*Task to complete*
Scan the material and copy every line in which "Unit" appears.
....
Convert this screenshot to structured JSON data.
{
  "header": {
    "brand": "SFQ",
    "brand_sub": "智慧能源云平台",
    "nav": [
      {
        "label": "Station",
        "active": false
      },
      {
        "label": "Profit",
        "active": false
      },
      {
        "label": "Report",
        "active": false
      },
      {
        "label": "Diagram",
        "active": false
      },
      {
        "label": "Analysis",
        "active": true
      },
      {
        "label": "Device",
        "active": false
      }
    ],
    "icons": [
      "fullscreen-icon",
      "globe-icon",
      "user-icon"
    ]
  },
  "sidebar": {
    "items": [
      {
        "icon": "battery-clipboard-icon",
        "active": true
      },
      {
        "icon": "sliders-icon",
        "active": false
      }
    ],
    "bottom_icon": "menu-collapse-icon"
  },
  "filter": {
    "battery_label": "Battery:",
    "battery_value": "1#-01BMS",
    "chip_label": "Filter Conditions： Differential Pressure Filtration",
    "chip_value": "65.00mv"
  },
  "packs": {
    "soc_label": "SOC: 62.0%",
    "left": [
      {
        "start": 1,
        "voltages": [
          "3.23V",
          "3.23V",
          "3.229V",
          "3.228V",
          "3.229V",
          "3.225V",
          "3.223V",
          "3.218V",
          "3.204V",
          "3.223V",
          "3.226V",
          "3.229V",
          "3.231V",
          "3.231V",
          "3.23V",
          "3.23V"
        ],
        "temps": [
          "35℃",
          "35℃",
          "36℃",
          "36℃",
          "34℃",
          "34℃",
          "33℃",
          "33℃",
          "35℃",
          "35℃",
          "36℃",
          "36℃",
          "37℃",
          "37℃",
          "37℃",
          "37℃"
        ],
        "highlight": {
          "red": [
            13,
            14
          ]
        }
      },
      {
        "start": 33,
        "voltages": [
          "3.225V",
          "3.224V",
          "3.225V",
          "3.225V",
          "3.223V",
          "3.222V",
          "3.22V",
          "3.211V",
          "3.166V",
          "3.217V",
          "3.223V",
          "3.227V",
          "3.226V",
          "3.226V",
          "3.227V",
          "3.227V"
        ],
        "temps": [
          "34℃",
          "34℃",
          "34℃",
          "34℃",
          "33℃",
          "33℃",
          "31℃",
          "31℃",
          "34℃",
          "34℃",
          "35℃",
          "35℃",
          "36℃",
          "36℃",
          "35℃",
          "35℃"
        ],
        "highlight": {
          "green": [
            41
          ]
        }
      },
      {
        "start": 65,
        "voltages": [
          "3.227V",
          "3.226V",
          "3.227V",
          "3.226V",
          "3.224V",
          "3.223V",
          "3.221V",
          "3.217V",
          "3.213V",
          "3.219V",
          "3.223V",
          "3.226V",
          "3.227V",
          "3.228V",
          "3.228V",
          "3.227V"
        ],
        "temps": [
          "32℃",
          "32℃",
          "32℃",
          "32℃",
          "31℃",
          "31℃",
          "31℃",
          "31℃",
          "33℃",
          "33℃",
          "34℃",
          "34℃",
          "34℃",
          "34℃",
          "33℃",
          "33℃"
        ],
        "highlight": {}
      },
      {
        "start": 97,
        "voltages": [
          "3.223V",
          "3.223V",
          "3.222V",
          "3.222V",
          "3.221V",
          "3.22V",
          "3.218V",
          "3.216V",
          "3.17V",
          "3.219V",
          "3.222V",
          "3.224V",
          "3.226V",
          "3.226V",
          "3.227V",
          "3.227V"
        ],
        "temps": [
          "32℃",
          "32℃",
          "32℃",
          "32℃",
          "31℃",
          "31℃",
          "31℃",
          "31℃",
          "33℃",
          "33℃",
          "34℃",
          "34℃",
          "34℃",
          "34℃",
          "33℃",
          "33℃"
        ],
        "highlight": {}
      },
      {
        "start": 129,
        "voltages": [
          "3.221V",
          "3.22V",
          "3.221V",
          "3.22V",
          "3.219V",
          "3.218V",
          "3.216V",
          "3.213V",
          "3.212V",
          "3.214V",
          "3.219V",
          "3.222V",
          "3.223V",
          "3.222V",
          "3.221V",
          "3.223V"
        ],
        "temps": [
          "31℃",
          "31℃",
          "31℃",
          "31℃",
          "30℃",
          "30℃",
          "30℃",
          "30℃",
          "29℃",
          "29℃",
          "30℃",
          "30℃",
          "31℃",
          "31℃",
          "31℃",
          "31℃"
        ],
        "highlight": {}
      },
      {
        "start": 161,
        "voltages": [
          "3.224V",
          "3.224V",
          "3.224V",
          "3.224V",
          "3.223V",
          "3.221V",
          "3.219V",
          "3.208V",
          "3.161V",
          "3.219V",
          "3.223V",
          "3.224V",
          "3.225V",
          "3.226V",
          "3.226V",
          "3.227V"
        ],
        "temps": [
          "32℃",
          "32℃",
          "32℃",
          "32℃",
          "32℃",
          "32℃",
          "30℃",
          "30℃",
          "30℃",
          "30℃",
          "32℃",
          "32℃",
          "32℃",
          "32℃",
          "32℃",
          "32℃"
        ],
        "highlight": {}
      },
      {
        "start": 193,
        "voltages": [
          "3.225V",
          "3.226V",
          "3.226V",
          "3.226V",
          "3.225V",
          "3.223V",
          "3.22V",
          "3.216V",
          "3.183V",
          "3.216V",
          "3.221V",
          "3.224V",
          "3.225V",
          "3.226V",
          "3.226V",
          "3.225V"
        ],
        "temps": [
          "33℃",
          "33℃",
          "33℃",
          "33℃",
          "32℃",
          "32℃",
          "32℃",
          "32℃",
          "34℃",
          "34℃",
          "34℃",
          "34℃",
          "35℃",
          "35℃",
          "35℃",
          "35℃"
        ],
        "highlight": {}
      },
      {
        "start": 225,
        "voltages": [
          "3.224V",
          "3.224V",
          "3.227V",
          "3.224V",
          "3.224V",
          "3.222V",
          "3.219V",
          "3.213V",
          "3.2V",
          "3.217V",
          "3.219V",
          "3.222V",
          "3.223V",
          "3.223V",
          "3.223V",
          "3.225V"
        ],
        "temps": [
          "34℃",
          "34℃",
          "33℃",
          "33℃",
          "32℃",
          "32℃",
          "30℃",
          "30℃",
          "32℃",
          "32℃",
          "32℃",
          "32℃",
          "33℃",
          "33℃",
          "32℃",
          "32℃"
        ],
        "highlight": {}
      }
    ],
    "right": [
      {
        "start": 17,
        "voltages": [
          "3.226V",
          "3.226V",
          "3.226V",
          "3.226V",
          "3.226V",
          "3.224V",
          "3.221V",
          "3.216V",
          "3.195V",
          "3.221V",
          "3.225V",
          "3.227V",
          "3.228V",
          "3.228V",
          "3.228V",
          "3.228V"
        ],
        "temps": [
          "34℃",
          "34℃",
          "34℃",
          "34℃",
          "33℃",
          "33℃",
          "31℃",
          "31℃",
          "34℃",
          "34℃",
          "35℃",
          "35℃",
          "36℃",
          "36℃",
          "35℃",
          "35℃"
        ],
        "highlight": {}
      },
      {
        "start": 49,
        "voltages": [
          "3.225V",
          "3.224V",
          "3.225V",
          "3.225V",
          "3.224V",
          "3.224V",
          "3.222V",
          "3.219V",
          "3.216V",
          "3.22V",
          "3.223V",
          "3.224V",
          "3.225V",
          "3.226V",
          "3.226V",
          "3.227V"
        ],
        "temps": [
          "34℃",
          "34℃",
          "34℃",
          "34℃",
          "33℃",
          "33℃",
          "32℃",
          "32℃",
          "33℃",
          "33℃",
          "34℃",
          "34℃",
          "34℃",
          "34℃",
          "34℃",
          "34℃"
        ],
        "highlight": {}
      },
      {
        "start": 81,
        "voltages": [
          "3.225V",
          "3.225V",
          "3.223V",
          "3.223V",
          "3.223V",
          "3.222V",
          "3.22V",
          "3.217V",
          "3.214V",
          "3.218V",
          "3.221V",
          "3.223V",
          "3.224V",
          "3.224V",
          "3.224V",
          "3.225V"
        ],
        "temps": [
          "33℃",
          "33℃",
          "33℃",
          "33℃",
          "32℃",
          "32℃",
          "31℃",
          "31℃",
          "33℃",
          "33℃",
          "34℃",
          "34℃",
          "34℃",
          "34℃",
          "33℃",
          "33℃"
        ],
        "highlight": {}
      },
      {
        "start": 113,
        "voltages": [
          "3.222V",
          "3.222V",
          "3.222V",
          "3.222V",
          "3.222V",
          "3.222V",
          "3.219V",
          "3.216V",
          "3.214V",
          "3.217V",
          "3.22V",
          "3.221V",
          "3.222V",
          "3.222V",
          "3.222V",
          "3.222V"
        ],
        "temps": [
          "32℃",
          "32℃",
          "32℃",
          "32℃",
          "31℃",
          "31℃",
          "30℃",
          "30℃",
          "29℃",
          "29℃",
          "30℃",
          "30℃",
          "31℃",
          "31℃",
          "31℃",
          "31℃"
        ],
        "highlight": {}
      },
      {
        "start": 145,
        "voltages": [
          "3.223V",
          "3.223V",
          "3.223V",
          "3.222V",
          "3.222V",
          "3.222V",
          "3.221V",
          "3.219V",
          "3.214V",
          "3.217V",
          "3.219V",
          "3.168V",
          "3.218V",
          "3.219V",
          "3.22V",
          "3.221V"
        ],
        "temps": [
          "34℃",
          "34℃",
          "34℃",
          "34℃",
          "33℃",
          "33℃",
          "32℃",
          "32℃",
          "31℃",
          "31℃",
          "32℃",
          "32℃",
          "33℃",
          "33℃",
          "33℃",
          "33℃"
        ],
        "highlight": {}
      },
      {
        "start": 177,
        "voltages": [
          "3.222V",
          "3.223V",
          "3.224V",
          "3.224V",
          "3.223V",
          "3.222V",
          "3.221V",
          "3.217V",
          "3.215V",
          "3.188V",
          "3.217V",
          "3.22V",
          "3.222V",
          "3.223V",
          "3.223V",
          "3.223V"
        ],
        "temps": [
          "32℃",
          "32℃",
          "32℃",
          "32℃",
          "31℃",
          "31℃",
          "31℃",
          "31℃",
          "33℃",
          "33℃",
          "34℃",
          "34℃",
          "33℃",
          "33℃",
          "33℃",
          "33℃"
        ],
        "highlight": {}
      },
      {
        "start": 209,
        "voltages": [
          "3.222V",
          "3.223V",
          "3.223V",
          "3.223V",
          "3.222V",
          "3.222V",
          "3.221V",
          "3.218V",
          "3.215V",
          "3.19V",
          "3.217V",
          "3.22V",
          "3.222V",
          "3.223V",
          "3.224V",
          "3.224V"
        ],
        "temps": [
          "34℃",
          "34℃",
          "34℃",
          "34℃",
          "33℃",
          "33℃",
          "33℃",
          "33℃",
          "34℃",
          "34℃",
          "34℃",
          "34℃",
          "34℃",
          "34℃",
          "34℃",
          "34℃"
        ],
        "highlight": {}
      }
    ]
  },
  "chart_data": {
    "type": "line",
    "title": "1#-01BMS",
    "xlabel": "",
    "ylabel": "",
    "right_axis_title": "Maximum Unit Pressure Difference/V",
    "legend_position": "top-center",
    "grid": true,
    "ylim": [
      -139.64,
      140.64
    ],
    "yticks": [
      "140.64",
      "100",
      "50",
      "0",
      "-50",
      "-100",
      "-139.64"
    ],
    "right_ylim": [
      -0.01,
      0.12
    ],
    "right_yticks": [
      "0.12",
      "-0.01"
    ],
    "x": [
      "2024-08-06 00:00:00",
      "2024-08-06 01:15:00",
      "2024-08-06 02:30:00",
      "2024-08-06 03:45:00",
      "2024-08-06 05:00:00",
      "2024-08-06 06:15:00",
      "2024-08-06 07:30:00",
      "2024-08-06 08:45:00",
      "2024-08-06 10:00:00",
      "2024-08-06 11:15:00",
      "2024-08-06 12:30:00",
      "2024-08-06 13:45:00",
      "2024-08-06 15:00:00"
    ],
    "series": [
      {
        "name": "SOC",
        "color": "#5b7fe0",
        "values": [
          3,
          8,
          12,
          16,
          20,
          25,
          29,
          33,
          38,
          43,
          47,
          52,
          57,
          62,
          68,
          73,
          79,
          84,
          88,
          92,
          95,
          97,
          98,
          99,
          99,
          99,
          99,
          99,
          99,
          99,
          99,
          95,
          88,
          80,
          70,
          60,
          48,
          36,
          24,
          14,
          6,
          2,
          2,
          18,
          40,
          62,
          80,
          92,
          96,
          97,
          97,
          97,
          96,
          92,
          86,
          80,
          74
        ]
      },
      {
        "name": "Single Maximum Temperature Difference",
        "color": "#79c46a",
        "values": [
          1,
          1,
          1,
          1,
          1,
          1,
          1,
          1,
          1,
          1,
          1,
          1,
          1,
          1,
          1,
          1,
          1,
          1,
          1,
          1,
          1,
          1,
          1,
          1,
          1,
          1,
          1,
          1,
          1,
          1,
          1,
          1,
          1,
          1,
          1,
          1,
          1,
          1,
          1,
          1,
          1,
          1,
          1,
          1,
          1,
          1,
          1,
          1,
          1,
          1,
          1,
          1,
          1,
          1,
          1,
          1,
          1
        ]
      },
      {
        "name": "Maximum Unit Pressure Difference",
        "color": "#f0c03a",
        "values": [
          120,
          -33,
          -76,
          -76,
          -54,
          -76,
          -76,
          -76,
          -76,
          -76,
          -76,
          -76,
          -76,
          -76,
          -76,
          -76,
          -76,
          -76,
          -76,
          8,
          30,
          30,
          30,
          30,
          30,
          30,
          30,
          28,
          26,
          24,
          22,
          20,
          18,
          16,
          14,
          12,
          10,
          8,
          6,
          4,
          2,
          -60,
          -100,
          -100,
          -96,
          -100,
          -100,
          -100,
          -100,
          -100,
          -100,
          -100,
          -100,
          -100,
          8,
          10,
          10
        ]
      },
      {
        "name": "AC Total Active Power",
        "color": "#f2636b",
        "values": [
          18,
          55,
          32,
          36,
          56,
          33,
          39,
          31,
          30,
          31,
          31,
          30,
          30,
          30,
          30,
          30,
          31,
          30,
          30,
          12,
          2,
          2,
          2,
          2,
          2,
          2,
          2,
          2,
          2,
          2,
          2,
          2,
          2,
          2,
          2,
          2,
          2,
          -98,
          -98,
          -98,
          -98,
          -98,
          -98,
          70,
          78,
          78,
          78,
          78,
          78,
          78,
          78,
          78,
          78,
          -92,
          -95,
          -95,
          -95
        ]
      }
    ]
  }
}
....
*Full output*
    "right_axis_title": "Maximum Unit Pressure Difference/V",
        "name": "Maximum Unit Pressure Difference",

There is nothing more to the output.